Exercise »
Return every line below as is, leaving out the pictures.

Given records »
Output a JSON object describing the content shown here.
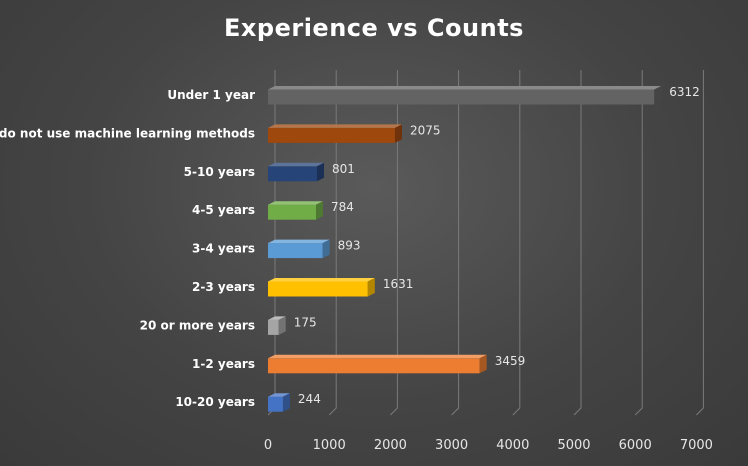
{
  "chart_data": {
    "type": "bar",
    "orientation": "horizontal",
    "title": "Experience vs Counts",
    "xlabel": "",
    "ylabel": "",
    "xlim": [
      0,
      7000
    ],
    "xticks": [
      0,
      1000,
      2000,
      3000,
      4000,
      5000,
      6000,
      7000
    ],
    "grid": true,
    "legend": "none",
    "categories": [
      "10-20 years",
      "1-2 years",
      "20 or more years",
      "2-3 years",
      "3-4 years",
      "4-5 years",
      "5-10 years",
      "I do not use machine learning methods",
      "Under 1 year"
    ],
    "values": [
      244,
      3459,
      175,
      1631,
      893,
      784,
      801,
      2075,
      6312
    ],
    "colors": [
      "#4472c4",
      "#ed7d31",
      "#a5a5a5",
      "#ffc000",
      "#5b9bd5",
      "#70ad47",
      "#264478",
      "#9e480e",
      "#636363"
    ]
  }
}
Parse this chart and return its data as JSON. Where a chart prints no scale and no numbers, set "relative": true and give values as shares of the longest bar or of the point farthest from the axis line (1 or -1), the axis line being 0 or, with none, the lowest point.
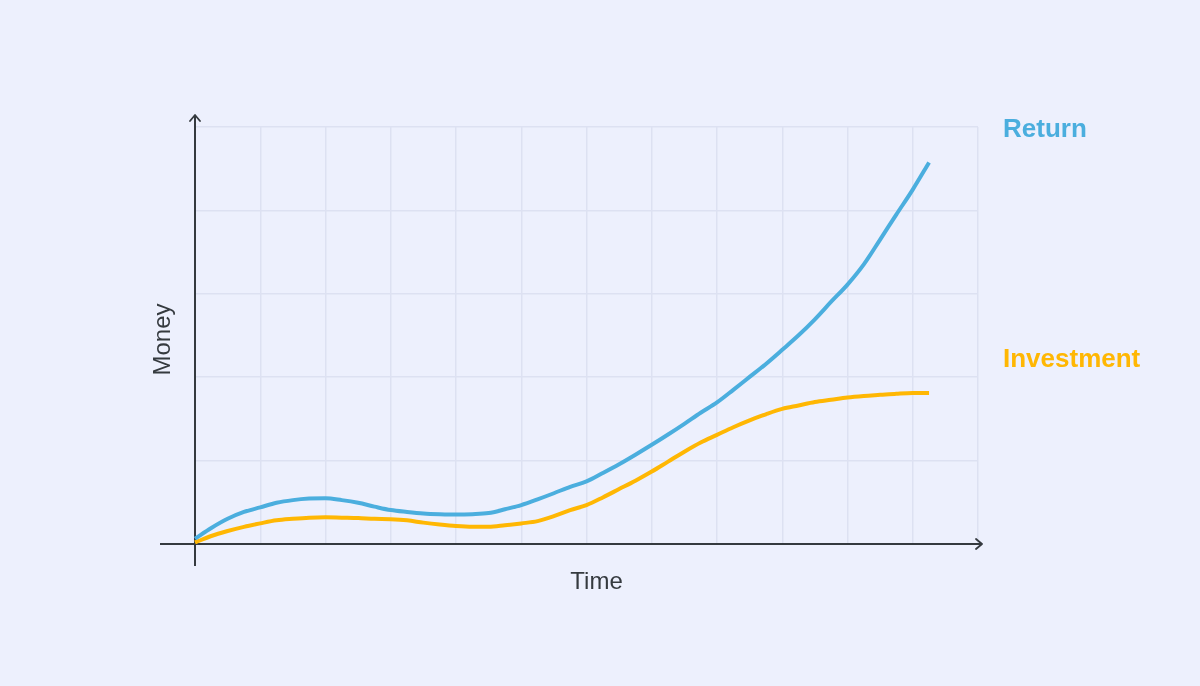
{
  "chart_data": {
    "type": "line",
    "xlabel": "Time",
    "ylabel": "Money",
    "relative": true,
    "grid": true,
    "categories": [
      null,
      null,
      null,
      null,
      null,
      null,
      null,
      null,
      null,
      null,
      null,
      null,
      null,
      null,
      null,
      null,
      null,
      null,
      null,
      null,
      null,
      null,
      null,
      null,
      null,
      null,
      null,
      null,
      null,
      null,
      null,
      null,
      null,
      null,
      null,
      null,
      null,
      null,
      null,
      null,
      null,
      null,
      null,
      null,
      null,
      null,
      null,
      null,
      null
    ],
    "series": [
      {
        "name": "Return",
        "color": "#4baede",
        "values": [
          0.014,
          0.042,
          0.066,
          0.084,
          0.096,
          0.108,
          0.115,
          0.119,
          0.12,
          0.115,
          0.108,
          0.098,
          0.089,
          0.084,
          0.08,
          0.078,
          0.077,
          0.078,
          0.081,
          0.091,
          0.102,
          0.117,
          0.133,
          0.15,
          0.164,
          0.186,
          0.209,
          0.234,
          0.26,
          0.287,
          0.315,
          0.344,
          0.371,
          0.404,
          0.438,
          0.472,
          0.509,
          0.547,
          0.589,
          0.635,
          0.68,
          0.733,
          0.798,
          0.864,
          0.929,
          1.0,
          null,
          null,
          null
        ]
      },
      {
        "name": "Investment",
        "color": "#ffb703",
        "values": [
          0.004,
          0.021,
          0.034,
          0.045,
          0.054,
          0.062,
          0.066,
          0.069,
          0.07,
          0.069,
          0.068,
          0.066,
          0.065,
          0.062,
          0.056,
          0.051,
          0.047,
          0.045,
          0.045,
          0.049,
          0.054,
          0.06,
          0.073,
          0.089,
          0.102,
          0.122,
          0.144,
          0.166,
          0.19,
          0.216,
          0.242,
          0.266,
          0.286,
          0.306,
          0.324,
          0.34,
          0.354,
          0.363,
          0.372,
          0.378,
          0.384,
          0.388,
          0.391,
          0.394,
          0.396,
          0.396,
          null,
          null,
          null
        ]
      }
    ]
  }
}
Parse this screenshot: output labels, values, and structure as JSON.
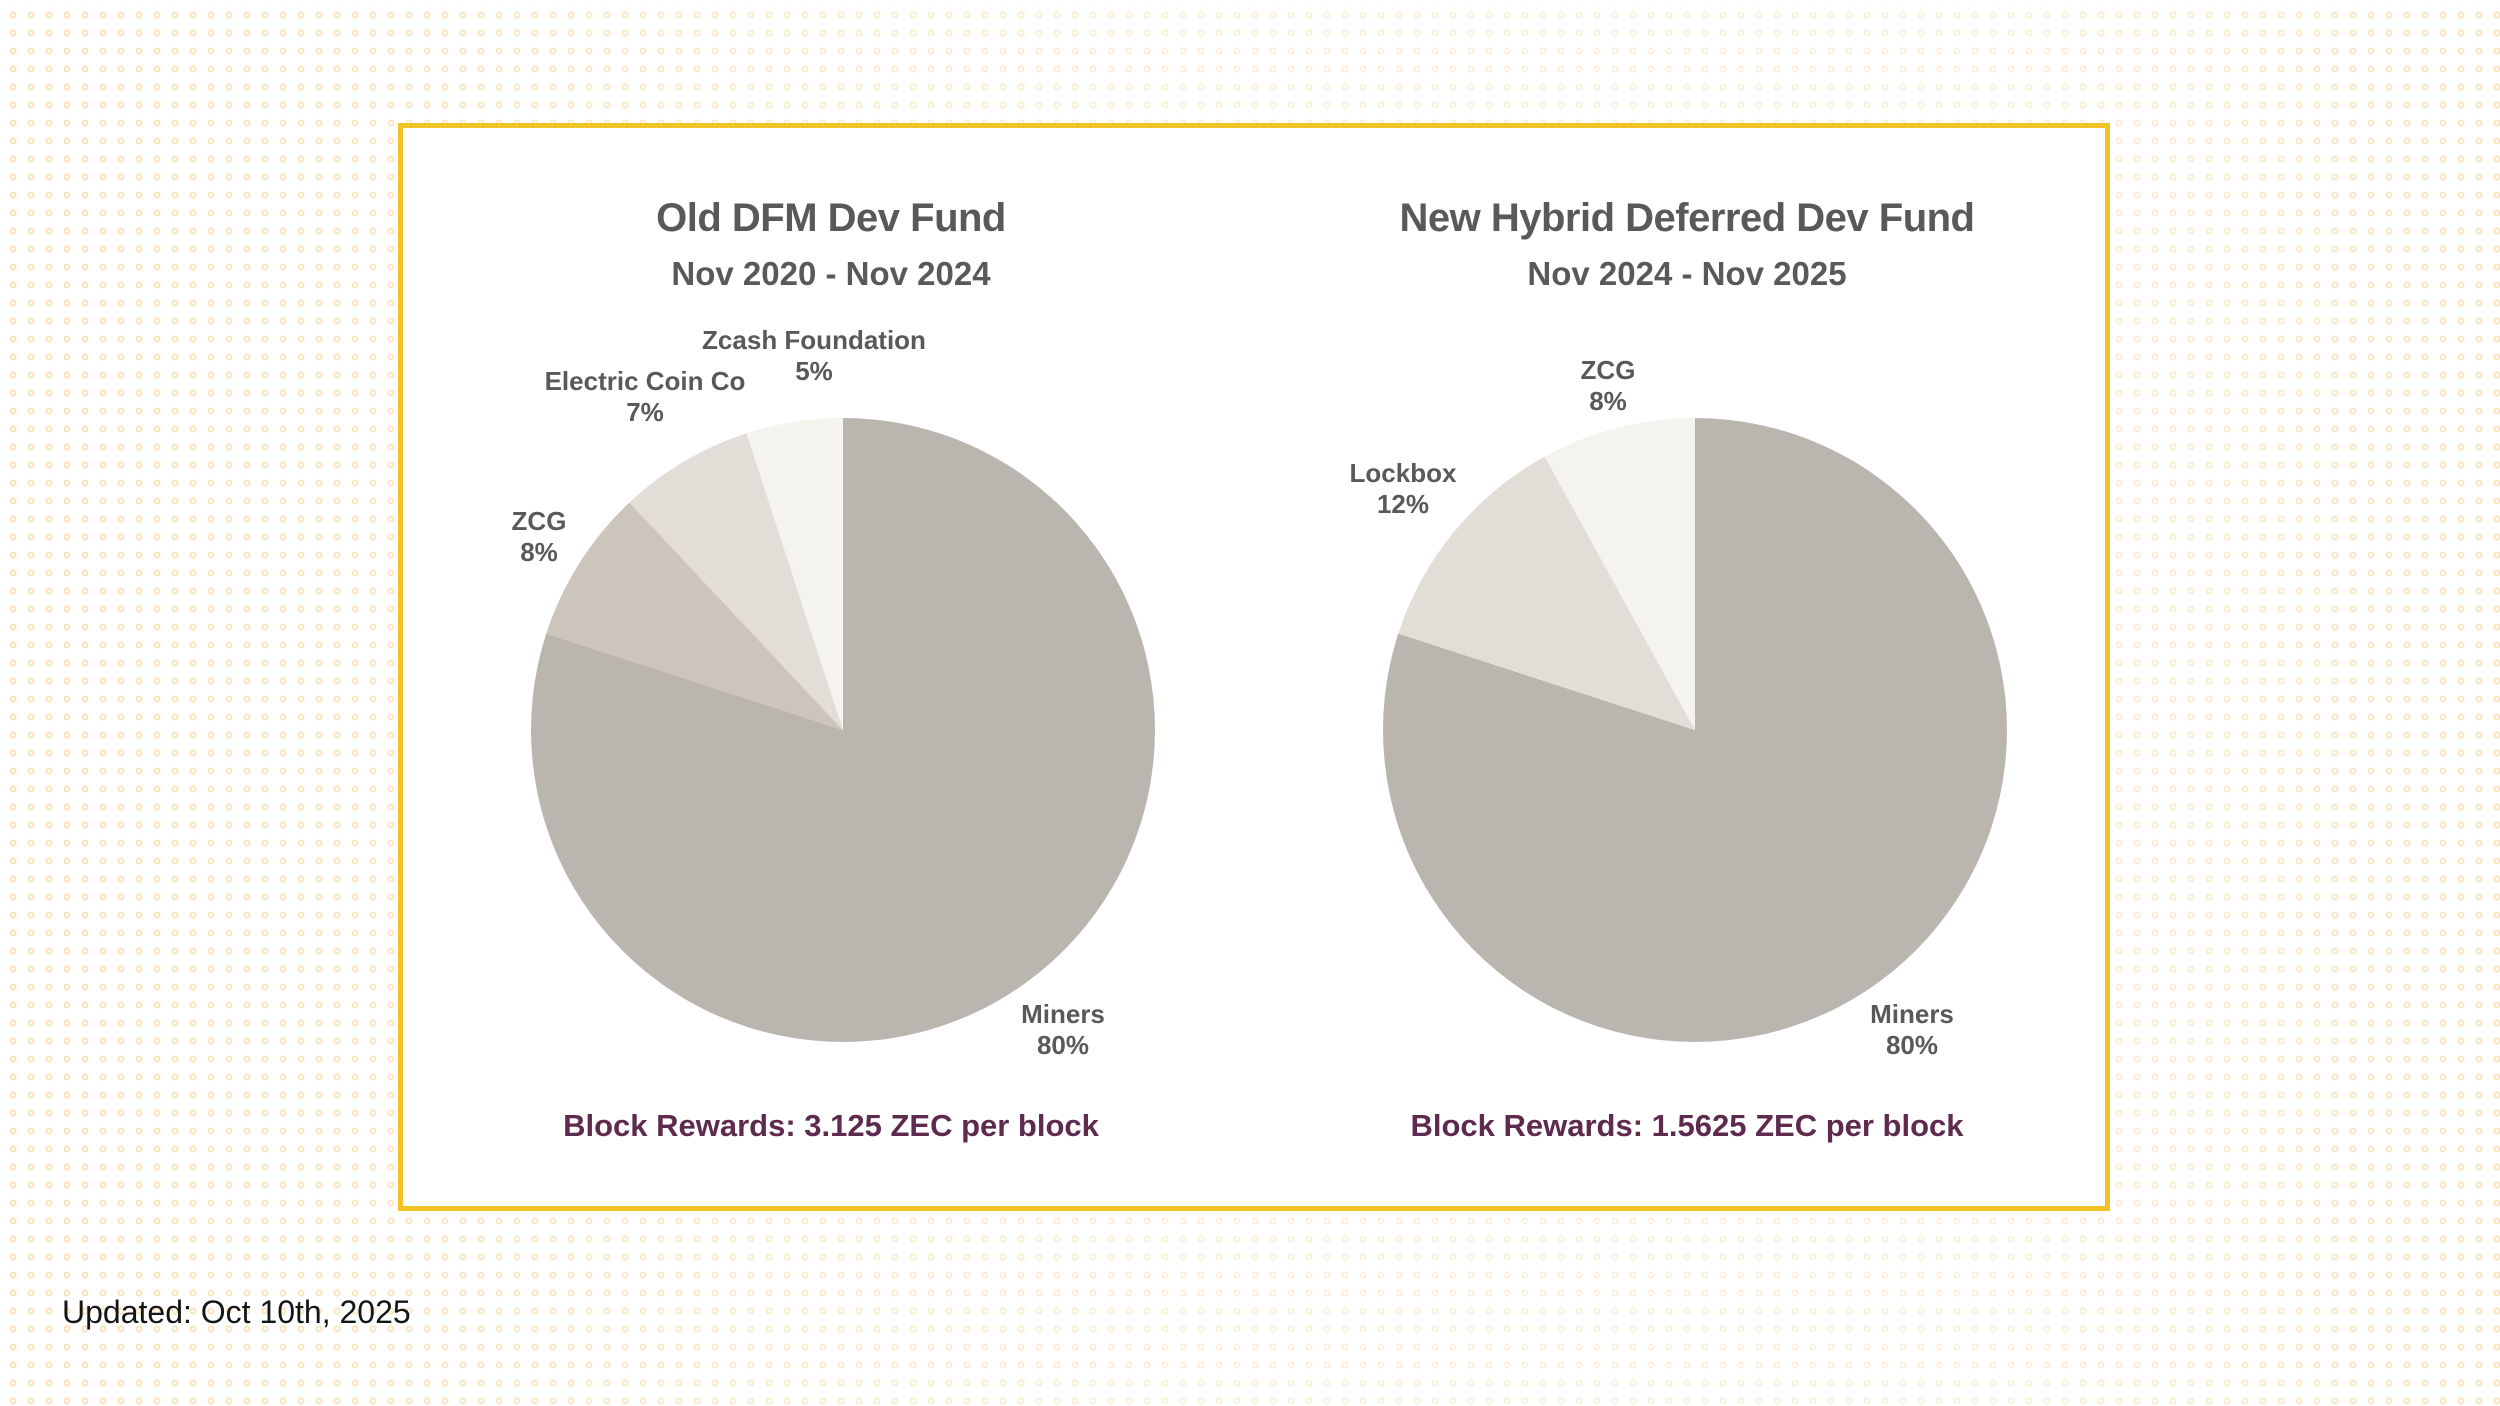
{
  "theme": {
    "panel_border": "#F2C326",
    "chart_text": "#58595B",
    "caption_color": "#5E2A4E",
    "dot_ring": "rgba(246,199,122,0.55)",
    "page_bg": "#FFFFFF"
  },
  "footer": {
    "updated": "Updated: Oct 10th, 2025"
  },
  "chart_data": [
    {
      "type": "pie",
      "title": "Old DFM Dev Fund",
      "subtitle": "Nov 2020 - Nov 2024",
      "caption": "Block Rewards: 3.125 ZEC per block",
      "direction": "clockwise",
      "start_angle": "12-oclock",
      "legend_position": "none",
      "slices": [
        {
          "label": "Miners",
          "value": 80,
          "pct_label": "80%",
          "color": "#BAB5AE"
        },
        {
          "label": "ZCG",
          "value": 8,
          "pct_label": "8%",
          "color": "#CBC5BC"
        },
        {
          "label": "Electric Coin Co",
          "value": 7,
          "pct_label": "7%",
          "color": "#E2DED7"
        },
        {
          "label": "Zcash Foundation",
          "value": 5,
          "pct_label": "5%",
          "color": "#F5F3EE"
        }
      ]
    },
    {
      "type": "pie",
      "title": "New Hybrid Deferred Dev Fund",
      "subtitle": "Nov 2024 - Nov 2025",
      "caption": "Block Rewards: 1.5625 ZEC per block",
      "direction": "clockwise",
      "start_angle": "12-oclock",
      "legend_position": "none",
      "slices": [
        {
          "label": "Miners",
          "value": 80,
          "pct_label": "80%",
          "color": "#BAB5AE"
        },
        {
          "label": "Lockbox",
          "value": 12,
          "pct_label": "12%",
          "color": "#E2DED7"
        },
        {
          "label": "ZCG",
          "value": 8,
          "pct_label": "8%",
          "color": "#F5F3EE"
        }
      ]
    }
  ]
}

Final result »
Output a JSON object describing the content shown here.
{
  "chart_data": {
    "type": "bar",
    "orientation": "horizontal",
    "title": "Experience vs Counts",
    "xlabel": "",
    "ylabel": "",
    "xlim": [
      0,
      7000
    ],
    "xticks": [
      0,
      1000,
      2000,
      3000,
      4000,
      5000,
      6000,
      7000
    ],
    "grid": true,
    "legend": "none",
    "categories": [
      "10-20 years",
      "1-2 years",
      "20 or more years",
      "2-3 years",
      "3-4 years",
      "4-5 years",
      "5-10 years",
      "I do not use machine learning methods",
      "Under 1 year"
    ],
    "values": [
      244,
      3459,
      175,
      1631,
      893,
      784,
      801,
      2075,
      6312
    ],
    "colors": [
      "#4472c4",
      "#ed7d31",
      "#a5a5a5",
      "#ffc000",
      "#5b9bd5",
      "#70ad47",
      "#264478",
      "#9e480e",
      "#636363"
    ]
  }
}
Parse this chart and return its data as JSON. Where a chart prints no scale and no numbers, set "relative": true and give values as shares of the longest bar or of the point farthest from the axis line (1 or -1), the axis line being 0 or, with none, the lowest point.
{
  "chart_data": {
    "type": "line",
    "xlabel": "Time",
    "ylabel": "Money",
    "relative": true,
    "grid": true,
    "categories": [
      null,
      null,
      null,
      null,
      null,
      null,
      null,
      null,
      null,
      null,
      null,
      null,
      null,
      null,
      null,
      null,
      null,
      null,
      null,
      null,
      null,
      null,
      null,
      null,
      null,
      null,
      null,
      null,
      null,
      null,
      null,
      null,
      null,
      null,
      null,
      null,
      null,
      null,
      null,
      null,
      null,
      null,
      null,
      null,
      null,
      null,
      null,
      null,
      null
    ],
    "series": [
      {
        "name": "Return",
        "color": "#4baede",
        "values": [
          0.014,
          0.042,
          0.066,
          0.084,
          0.096,
          0.108,
          0.115,
          0.119,
          0.12,
          0.115,
          0.108,
          0.098,
          0.089,
          0.084,
          0.08,
          0.078,
          0.077,
          0.078,
          0.081,
          0.091,
          0.102,
          0.117,
          0.133,
          0.15,
          0.164,
          0.186,
          0.209,
          0.234,
          0.26,
          0.287,
          0.315,
          0.344,
          0.371,
          0.404,
          0.438,
          0.472,
          0.509,
          0.547,
          0.589,
          0.635,
          0.68,
          0.733,
          0.798,
          0.864,
          0.929,
          1.0,
          null,
          null,
          null
        ]
      },
      {
        "name": "Investment",
        "color": "#ffb703",
        "values": [
          0.004,
          0.021,
          0.034,
          0.045,
          0.054,
          0.062,
          0.066,
          0.069,
          0.07,
          0.069,
          0.068,
          0.066,
          0.065,
          0.062,
          0.056,
          0.051,
          0.047,
          0.045,
          0.045,
          0.049,
          0.054,
          0.06,
          0.073,
          0.089,
          0.102,
          0.122,
          0.144,
          0.166,
          0.19,
          0.216,
          0.242,
          0.266,
          0.286,
          0.306,
          0.324,
          0.34,
          0.354,
          0.363,
          0.372,
          0.378,
          0.384,
          0.388,
          0.391,
          0.394,
          0.396,
          0.396,
          null,
          null,
          null
        ]
      }
    ]
  }
}
Parse this screenshot: output labels, values, and structure as JSON.
{
  "theme": {
    "panel_border": "#F2C326",
    "chart_text": "#58595B",
    "caption_color": "#5E2A4E",
    "dot_ring": "rgba(246,199,122,0.55)",
    "page_bg": "#FFFFFF"
  },
  "footer": {
    "updated": "Updated: Oct 10th, 2025"
  },
  "chart_data": [
    {
      "type": "pie",
      "title": "Old DFM Dev Fund",
      "subtitle": "Nov 2020 - Nov 2024",
      "caption": "Block Rewards: 3.125 ZEC per block",
      "direction": "clockwise",
      "start_angle": "12-oclock",
      "legend_position": "none",
      "slices": [
        {
          "label": "Miners",
          "value": 80,
          "pct_label": "80%",
          "color": "#BAB5AE"
        },
        {
          "label": "ZCG",
          "value": 8,
          "pct_label": "8%",
          "color": "#CBC5BC"
        },
        {
          "label": "Electric Coin Co",
          "value": 7,
          "pct_label": "7%",
          "color": "#E2DED7"
        },
        {
          "label": "Zcash Foundation",
          "value": 5,
          "pct_label": "5%",
          "color": "#F5F3EE"
        }
      ]
    },
    {
      "type": "pie",
      "title": "New Hybrid Deferred Dev Fund",
      "subtitle": "Nov 2024 - Nov 2025",
      "caption": "Block Rewards: 1.5625 ZEC per block",
      "direction": "clockwise",
      "start_angle": "12-oclock",
      "legend_position": "none",
      "slices": [
        {
          "label": "Miners",
          "value": 80,
          "pct_label": "80%",
          "color": "#BAB5AE"
        },
        {
          "label": "Lockbox",
          "value": 12,
          "pct_label": "12%",
          "color": "#E2DED7"
        },
        {
          "label": "ZCG",
          "value": 8,
          "pct_label": "8%",
          "color": "#F5F3EE"
        }
      ]
    }
  ]
}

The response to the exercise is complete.